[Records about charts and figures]
☆ ☆ ☆ ☆ ☆ ☆ ☆

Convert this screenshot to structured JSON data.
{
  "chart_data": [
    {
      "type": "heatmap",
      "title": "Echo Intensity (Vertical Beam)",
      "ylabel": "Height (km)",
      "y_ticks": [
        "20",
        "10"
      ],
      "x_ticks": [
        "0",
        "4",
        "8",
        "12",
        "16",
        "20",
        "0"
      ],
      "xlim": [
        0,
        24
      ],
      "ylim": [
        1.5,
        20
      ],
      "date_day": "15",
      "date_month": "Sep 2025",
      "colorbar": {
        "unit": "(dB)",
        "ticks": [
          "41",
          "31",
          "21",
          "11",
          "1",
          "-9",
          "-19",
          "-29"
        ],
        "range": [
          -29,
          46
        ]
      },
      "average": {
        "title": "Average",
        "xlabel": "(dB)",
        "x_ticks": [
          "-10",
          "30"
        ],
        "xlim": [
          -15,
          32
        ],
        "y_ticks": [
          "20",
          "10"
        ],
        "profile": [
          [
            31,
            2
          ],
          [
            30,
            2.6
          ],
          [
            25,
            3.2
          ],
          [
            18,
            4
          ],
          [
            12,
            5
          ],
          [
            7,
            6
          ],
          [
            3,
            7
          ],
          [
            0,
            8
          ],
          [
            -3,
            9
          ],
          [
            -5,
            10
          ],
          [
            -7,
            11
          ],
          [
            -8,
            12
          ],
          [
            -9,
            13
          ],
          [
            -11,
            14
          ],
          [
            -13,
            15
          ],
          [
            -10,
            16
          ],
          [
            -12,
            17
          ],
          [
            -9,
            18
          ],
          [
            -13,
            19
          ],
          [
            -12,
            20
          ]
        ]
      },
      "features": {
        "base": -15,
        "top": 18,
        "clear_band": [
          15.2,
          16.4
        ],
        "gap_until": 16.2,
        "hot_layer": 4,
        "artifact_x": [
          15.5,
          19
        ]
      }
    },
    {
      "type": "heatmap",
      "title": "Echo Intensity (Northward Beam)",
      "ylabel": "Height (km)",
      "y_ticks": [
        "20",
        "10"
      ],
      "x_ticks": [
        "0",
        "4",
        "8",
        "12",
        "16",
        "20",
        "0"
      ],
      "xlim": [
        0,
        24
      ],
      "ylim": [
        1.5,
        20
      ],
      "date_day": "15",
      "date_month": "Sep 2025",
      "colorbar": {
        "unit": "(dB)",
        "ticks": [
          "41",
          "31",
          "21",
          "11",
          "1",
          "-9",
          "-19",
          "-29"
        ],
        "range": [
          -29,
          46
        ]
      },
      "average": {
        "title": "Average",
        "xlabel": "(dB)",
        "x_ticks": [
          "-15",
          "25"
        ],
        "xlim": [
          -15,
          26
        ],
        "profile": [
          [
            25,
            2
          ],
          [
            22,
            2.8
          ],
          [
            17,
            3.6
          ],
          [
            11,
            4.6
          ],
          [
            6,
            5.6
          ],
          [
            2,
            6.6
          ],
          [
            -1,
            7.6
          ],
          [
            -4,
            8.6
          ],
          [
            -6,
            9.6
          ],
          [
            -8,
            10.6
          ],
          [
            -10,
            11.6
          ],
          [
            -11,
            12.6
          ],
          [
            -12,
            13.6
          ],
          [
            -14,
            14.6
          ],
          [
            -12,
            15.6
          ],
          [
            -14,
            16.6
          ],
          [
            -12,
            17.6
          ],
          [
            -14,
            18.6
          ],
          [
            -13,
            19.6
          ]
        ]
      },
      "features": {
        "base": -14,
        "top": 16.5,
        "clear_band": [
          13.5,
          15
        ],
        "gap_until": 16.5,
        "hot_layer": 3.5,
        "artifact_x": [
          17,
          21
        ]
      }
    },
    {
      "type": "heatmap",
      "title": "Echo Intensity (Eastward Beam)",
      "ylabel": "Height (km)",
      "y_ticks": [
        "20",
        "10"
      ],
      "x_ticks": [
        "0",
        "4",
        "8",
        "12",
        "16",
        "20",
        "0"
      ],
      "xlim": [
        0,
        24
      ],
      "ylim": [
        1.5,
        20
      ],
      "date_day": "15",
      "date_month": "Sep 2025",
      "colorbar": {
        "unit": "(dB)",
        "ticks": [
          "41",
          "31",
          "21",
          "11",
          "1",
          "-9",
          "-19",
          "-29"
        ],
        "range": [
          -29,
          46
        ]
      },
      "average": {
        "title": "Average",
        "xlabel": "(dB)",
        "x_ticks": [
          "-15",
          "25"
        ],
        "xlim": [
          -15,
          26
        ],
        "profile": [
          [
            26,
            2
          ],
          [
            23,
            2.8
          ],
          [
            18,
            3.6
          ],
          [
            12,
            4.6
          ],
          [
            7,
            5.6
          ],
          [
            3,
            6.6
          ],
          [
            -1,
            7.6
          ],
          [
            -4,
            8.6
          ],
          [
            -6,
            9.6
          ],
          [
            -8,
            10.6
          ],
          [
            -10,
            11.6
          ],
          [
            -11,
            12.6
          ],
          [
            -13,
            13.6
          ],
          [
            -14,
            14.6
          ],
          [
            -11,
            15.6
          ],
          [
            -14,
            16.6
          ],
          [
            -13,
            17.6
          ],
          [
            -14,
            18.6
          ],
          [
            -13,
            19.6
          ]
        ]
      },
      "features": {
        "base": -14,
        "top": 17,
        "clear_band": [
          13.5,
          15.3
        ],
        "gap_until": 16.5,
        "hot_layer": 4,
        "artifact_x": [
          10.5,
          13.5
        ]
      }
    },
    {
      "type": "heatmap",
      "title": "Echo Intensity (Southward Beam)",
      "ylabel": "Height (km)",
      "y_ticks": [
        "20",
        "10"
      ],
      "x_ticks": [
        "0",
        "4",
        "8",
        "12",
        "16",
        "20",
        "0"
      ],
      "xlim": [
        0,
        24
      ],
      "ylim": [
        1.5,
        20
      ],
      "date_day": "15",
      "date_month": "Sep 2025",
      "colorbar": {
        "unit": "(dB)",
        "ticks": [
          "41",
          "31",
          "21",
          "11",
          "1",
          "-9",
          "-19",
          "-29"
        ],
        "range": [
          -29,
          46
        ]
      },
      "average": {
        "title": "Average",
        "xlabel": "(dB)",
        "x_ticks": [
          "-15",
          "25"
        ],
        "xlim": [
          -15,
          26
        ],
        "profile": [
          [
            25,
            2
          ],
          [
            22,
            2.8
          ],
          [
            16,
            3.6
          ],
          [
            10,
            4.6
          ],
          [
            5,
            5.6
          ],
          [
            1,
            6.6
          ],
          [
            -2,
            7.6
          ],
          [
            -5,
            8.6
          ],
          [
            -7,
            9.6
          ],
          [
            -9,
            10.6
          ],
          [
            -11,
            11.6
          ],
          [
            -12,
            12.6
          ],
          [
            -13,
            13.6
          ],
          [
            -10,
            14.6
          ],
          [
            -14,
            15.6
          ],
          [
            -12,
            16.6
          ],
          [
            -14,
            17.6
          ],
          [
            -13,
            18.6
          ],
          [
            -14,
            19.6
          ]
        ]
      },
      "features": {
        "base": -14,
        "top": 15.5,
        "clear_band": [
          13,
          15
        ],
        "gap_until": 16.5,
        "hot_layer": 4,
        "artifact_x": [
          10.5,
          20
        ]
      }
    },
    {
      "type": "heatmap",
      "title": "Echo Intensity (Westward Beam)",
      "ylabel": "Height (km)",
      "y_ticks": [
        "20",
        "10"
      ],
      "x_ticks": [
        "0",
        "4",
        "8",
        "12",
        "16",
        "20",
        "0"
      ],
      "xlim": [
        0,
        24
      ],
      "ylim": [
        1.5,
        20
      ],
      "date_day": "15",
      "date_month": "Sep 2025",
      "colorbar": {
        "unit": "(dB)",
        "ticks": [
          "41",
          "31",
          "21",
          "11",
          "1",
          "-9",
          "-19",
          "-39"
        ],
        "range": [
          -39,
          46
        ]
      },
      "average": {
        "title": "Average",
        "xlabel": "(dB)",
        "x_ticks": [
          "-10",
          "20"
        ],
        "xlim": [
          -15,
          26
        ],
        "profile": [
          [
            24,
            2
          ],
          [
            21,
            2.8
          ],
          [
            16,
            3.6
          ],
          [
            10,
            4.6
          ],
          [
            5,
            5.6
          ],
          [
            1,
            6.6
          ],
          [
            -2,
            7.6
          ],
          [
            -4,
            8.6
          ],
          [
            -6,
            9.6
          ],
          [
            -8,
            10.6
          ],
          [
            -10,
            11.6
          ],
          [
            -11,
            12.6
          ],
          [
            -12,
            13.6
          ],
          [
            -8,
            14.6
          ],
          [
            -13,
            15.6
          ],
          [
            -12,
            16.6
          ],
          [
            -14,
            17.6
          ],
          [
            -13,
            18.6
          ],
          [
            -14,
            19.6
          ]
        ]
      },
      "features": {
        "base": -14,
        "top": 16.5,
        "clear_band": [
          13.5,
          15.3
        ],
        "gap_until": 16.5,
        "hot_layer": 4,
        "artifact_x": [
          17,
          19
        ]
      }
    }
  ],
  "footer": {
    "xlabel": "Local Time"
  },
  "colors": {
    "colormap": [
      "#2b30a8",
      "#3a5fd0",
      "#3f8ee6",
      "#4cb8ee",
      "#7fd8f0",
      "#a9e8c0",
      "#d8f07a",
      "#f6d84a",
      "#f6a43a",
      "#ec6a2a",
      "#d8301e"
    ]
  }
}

☆ ☆ ☆ ☆ ☆ ☆ ☆

• _Task details_:
Copy all lines above containing the string "Intensity".

• _The completed task_:
      "title": "Echo Intensity (Vertical Beam)",
      "title": "Echo Intensity (Northward Beam)",
      "title": "Echo Intensity (Eastward Beam)",
      "title": "Echo Intensity (Southward Beam)",
      "title": "Echo Intensity (Westward Beam)",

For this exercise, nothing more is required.